EXERCISE DESCRIPTION: Print the data exactly, leaving nothing out.

PROVIDED RECORDS:
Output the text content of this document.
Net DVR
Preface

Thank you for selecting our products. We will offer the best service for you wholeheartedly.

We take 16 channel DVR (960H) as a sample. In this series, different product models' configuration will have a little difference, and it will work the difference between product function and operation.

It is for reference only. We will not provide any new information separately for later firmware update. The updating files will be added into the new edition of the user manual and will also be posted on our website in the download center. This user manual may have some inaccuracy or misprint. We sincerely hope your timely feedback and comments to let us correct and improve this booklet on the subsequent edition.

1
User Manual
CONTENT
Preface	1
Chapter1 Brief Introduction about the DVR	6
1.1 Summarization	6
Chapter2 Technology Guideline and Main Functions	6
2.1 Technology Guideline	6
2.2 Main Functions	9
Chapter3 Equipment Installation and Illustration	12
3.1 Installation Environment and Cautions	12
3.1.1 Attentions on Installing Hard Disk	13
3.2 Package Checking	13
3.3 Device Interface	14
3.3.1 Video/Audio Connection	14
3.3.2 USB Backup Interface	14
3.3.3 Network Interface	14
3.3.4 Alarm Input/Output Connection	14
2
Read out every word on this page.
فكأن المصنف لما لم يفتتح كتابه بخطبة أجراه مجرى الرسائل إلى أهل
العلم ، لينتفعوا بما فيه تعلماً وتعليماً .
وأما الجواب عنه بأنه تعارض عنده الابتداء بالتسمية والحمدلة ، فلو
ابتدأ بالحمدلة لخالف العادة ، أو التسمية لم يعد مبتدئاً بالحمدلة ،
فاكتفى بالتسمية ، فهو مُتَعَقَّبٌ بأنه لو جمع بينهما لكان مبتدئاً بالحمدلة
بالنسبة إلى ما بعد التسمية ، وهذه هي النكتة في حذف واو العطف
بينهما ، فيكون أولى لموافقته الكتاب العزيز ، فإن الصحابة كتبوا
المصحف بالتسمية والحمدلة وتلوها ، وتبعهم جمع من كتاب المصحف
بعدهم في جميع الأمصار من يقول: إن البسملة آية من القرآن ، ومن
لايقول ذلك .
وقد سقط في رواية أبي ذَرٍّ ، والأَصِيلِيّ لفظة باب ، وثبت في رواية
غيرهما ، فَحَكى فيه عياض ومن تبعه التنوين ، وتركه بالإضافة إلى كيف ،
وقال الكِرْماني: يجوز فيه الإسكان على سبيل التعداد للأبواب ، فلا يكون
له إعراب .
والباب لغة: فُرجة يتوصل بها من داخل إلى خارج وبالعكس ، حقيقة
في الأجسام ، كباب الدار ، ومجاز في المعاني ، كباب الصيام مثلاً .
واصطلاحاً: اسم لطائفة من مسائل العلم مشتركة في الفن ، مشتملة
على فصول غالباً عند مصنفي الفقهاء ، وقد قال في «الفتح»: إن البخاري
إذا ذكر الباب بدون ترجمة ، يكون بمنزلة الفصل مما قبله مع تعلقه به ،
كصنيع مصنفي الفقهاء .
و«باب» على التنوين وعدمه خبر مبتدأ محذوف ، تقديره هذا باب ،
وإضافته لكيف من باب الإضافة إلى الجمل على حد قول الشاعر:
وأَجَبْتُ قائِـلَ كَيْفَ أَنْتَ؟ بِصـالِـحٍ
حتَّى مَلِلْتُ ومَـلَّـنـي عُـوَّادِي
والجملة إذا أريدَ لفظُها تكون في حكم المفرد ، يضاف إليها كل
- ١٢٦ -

ANSWER TO THE TASK:
Output the text content of this document.
Net DVR
Preface

Thank you for selecting our products. We will offer the best service for you wholeheartedly.

We take 16 channel DVR (960H) as a sample. In this series, different product models' configuration will have a little difference, and it will work the difference between product function and operation.

It is for reference only. We will not provide any new information separately for later firmware update. The updating files will be added into the new edition of the user manual and will also be posted on our website in the download center. This user manual may have some inaccuracy or misprint. We sincerely hope your timely feedback and comments to let us correct and improve this booklet on the subsequent edition.

1
User Manual
CONTENT
Preface	1
Chapter1 Brief Introduction about the DVR	6
1.1 Summarization	6
Chapter2 Technology Guideline and Main Functions	6
2.1 Technology Guideline	6
2.2 Main Functions	9
Chapter3 Equipment Installation and Illustration	12
3.1 Installation Environment and Cautions	12
3.1.1 Attentions on Installing Hard Disk	13
3.2 Package Checking	13
3.3 Device Interface	14
3.3.1 Video/Audio Connection	14
3.3.2 USB Backup Interface	14
3.3.3 Network Interface	14
3.3.4 Alarm Input/Output Connection	14
2
Read out every word on this page.
فكأن المصنف لما لم يفتتح كتابه بخطبة أجراه مجرى الرسائل إلى أهل
العلم ، لينتفعوا بما فيه تعلماً وتعليماً .
وأما الجواب عنه بأنه تعارض عنده الابتداء بالتسمية والحمدلة ، فلو
ابتدأ بالحمدلة لخالف العادة ، أو التسمية لم يعد مبتدئاً بالحمدلة ،
فاكتفى بالتسمية ، فهو مُتَعَقَّبٌ بأنه لو جمع بينهما لكان مبتدئاً بالحمدلة
بالنسبة إلى ما بعد التسمية ، وهذه هي النكتة في حذف واو العطف
بينهما ، فيكون أولى لموافقته الكتاب العزيز ، فإن الصحابة كتبوا
المصحف بالتسمية والحمدلة وتلوها ، وتبعهم جمع من كتاب المصحف
بعدهم في جميع الأمصار من يقول: إن البسملة آية من القرآن ، ومن
لايقول ذلك .
وقد سقط في رواية أبي ذَرٍّ ، والأَصِيلِيّ لفظة باب ، وثبت في رواية
غيرهما ، فَحَكى فيه عياض ومن تبعه التنوين ، وتركه بالإضافة إلى كيف ،
وقال الكِرْماني: يجوز فيه الإسكان على سبيل التعداد للأبواب ، فلا يكون
له إعراب .
والباب لغة: فُرجة يتوصل بها من داخل إلى خارج وبالعكس ، حقيقة
في الأجسام ، كباب الدار ، ومجاز في المعاني ، كباب الصيام مثلاً .
واصطلاحاً: اسم لطائفة من مسائل العلم مشتركة في الفن ، مشتملة
على فصول غالباً عند مصنفي الفقهاء ، وقد قال في «الفتح»: إن البخاري
إذا ذكر الباب بدون ترجمة ، يكون بمنزلة الفصل مما قبله مع تعلقه به ،
كصنيع مصنفي الفقهاء .
و«باب» على التنوين وعدمه خبر مبتدأ محذوف ، تقديره هذا باب ،
وإضافته لكيف من باب الإضافة إلى الجمل على حد قول الشاعر:
وأَجَبْتُ قائِـلَ كَيْفَ أَنْتَ؟ بِصـالِـحٍ
حتَّى مَلِلْتُ ومَـلَّـنـي عُـوَّادِي
والجملة إذا أريدَ لفظُها تكون في حكم المفرد ، يضاف إليها كل
- ١٢٦ -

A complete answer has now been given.